### TASK DETAILS
Reproduce verbatim the lines starting at the one containing "build-info-text: Windows 11" and ending at the one containing "close-icon[interactable] <box>818 52", both included.

### EXTRACTED INFORMATION
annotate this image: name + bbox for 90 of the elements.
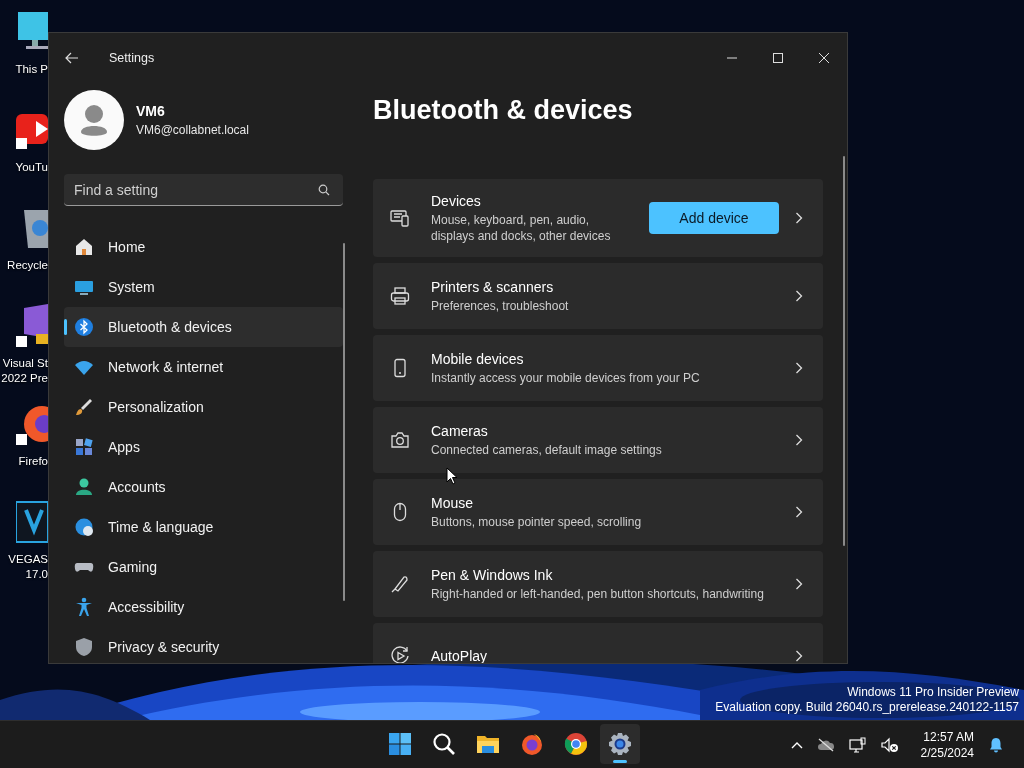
build-info-text: Windows 11 Pro Insider Preview <box>847 685 1019 700</box>
sidebar-item[interactable]: Accounts <box>64 467 343 507</box>
desktop-icon-label: Recycle <box>7 258 48 273</box>
chevron-up-icon[interactable] <box>790 740 803 749</box>
apps-icon <box>74 437 94 457</box>
chevron-right-icon <box>795 650 803 662</box>
card-title: Mouse <box>431 494 475 511</box>
sidebar-item[interactable]: Accessibility <box>64 587 343 627</box>
clock-time[interactable]: 12:57 AM <box>923 728 974 745</box>
settings-card[interactable]: Pen & Windows Ink Right-handed or left-handed, pen button shortcuts, handwriting <box>373 551 823 617</box>
desktop-icon-label: YouTu <box>15 160 48 175</box>
brush-icon <box>74 397 94 417</box>
sidebar-item[interactable]: Home <box>64 227 343 267</box>
gear-icon <box>608 732 632 756</box>
card-description: Right-handed or left-handed, pen button shortcuts, handwriting <box>431 585 765 602</box>
windows-logo-icon <box>388 732 412 756</box>
user-email: VM6@collabnet.local <box>136 123 249 137</box>
person-icon <box>74 477 94 497</box>
settings-card[interactable]: Mouse Buttons, mouse pointer speed, scrolling <box>373 479 823 545</box>
desktop-icon-label: 2022 Pre <box>1 371 48 386</box>
settings-button[interactable] <box>600 724 640 764</box>
chevron-right-icon <box>795 506 803 518</box>
keyboard-icon <box>390 208 410 228</box>
sidebar-item[interactable]: Apps <box>64 427 343 467</box>
chevron-right-icon <box>795 578 803 590</box>
back-arrow-icon[interactable] <box>65 52 79 64</box>
desktop-icon-label: This P <box>15 62 48 77</box>
close-icon[interactable] <box>818 52 830 64</box>
card-description: Preferences, troubleshoot <box>431 297 570 314</box>
sidebar-item[interactable]: Privacy & security <box>64 627 343 663</box>
chevron-right-icon <box>795 434 803 446</box>
network-icon[interactable] <box>848 736 867 753</box>
card-title: Mobile devices <box>431 350 525 367</box>
card-title: Pen & Windows Ink <box>431 566 554 583</box>
settings-card[interactable]: Mobile devices Instantly access your mobile devices from your PC <box>373 335 823 401</box>
home-icon <box>74 237 94 257</box>
shield-icon <box>74 637 94 657</box>
card-title: AutoPlay <box>431 648 489 663</box>
sidebar-item[interactable]: System <box>64 267 343 307</box>
chevron-right-icon <box>795 362 803 374</box>
search-field[interactable]: Find a setting <box>64 174 343 206</box>
page-title: Bluetooth & devices <box>373 94 634 127</box>
bell-icon[interactable] <box>988 736 1004 753</box>
sidebar-item[interactable]: Gaming <box>64 547 343 587</box>
round-browser-icon <box>564 732 588 756</box>
clock-date[interactable]: 2/25/2024 <box>920 744 974 761</box>
desktop-icon-label: 17.0 <box>25 567 48 582</box>
build-info-text: Evaluation copy. Build 26040.rs_prerelease.240122-1157 <box>715 700 1019 715</box>
editor-app-icon[interactable] <box>16 500 48 544</box>
avatar[interactable] <box>64 90 124 150</box>
chevron-right-icon <box>795 290 803 302</box>
studio-app-icon[interactable] <box>16 304 48 348</box>
sidebar-item[interactable]: Time & language <box>64 507 343 547</box>
maximize-icon[interactable] <box>772 52 784 64</box>
cloud-off-icon[interactable] <box>816 737 835 752</box>
globe-icon <box>74 517 94 537</box>
window-title: Settings <box>109 51 155 65</box>
fox-browser-icon <box>520 732 544 756</box>
card-title: Cameras <box>431 422 489 439</box>
desktop-icon-label: Visual St <box>2 356 48 371</box>
settings-card[interactable]: Printers & scanners Preferences, troubleshoot <box>373 263 823 329</box>
card-title: Printers & scanners <box>431 278 555 295</box>
user-name: VM6 <box>136 103 166 119</box>
settings-card[interactable]: Devices Mouse, keyboard, pen, audio, displays and docks, other devices Add device <box>373 179 823 257</box>
card-title: Devices <box>431 192 482 209</box>
sidebar-item[interactable]: Bluetooth & devices <box>64 307 343 347</box>
card-description: Mouse, keyboard, pen, audio, displays and docks, other devices <box>431 211 612 244</box>
search-icon[interactable] <box>318 184 330 196</box>
camera-icon <box>390 430 410 450</box>
play-circle-icon <box>390 646 410 663</box>
pen-icon <box>390 574 410 594</box>
add-device-button[interactable]: Add device <box>649 202 779 234</box>
card-description: Buttons, mouse pointer speed, scrolling <box>431 513 643 530</box>
card-description: Instantly access your mobile devices from your PC <box>431 369 701 386</box>
bluetooth-icon <box>74 317 94 337</box>
settings-card[interactable]: AutoPlay <box>373 623 823 663</box>
sidebar-item[interactable]: Personalization <box>64 387 343 427</box>
card-description: Connected cameras, default image settings <box>431 441 663 458</box>
search-icon <box>432 732 456 756</box>
settings-card[interactable]: Cameras Connected cameras, default image settings <box>373 407 823 473</box>
accessibility-icon <box>74 597 94 617</box>
scrollbar[interactable] <box>343 243 345 601</box>
sidebar-item[interactable]: Network & internet <box>64 347 343 387</box>
volume-muted-icon[interactable] <box>880 736 899 753</box>
desktop-icon-label: Firefo <box>18 454 48 469</box>
printer-icon <box>390 286 410 306</box>
mouse-pointer-icon <box>446 467 458 485</box>
desktop-icon-label: VEGAS <box>8 552 48 567</box>
chevron-right-icon <box>795 212 803 224</box>
scrollbar[interactable] <box>843 156 845 546</box>
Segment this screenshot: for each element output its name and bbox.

### SOLUTION TO THIS EXERCISE
build-info-text: Windows 11 Pro Insider Preview <box>847 685 1019 700</box>
sidebar-item[interactable]: Accounts <box>64 467 343 507</box>
desktop-icon-label: Recycle <box>7 258 48 273</box>
chevron-up-icon[interactable] <box>790 740 803 749</box>
apps-icon <box>74 437 94 457</box>
chevron-right-icon <box>795 650 803 662</box>
card-title: Mouse <box>431 494 475 511</box>
sidebar-item[interactable]: Accessibility <box>64 587 343 627</box>
clock-time[interactable]: 12:57 AM <box>923 728 974 745</box>
settings-card[interactable]: Pen & Windows Ink Right-handed or left-handed, pen button shortcuts, handwriting <box>373 551 823 617</box>
desktop-icon-label: YouTu <box>15 160 48 175</box>
brush-icon <box>74 397 94 417</box>
sidebar-item[interactable]: Home <box>64 227 343 267</box>
gear-icon <box>608 732 632 756</box>
card-description: Right-handed or left-handed, pen button shortcuts, handwriting <box>431 585 765 602</box>
windows-logo-icon <box>388 732 412 756</box>
user-email: VM6@collabnet.local <box>136 123 249 137</box>
person-icon <box>74 477 94 497</box>
settings-card[interactable]: Mouse Buttons, mouse pointer speed, scrolling <box>373 479 823 545</box>
desktop-icon-label: 2022 Pre <box>1 371 48 386</box>
settings-button[interactable] <box>600 724 640 764</box>
chevron-right-icon <box>795 506 803 518</box>
keyboard-icon <box>390 208 410 228</box>
sidebar-item[interactable]: Apps <box>64 427 343 467</box>
chevron-right-icon <box>795 578 803 590</box>
back-arrow-icon[interactable] <box>65 52 79 64</box>
desktop-icon-label: This P <box>15 62 48 77</box>
close-icon[interactable] <box>818 52 830 64</box>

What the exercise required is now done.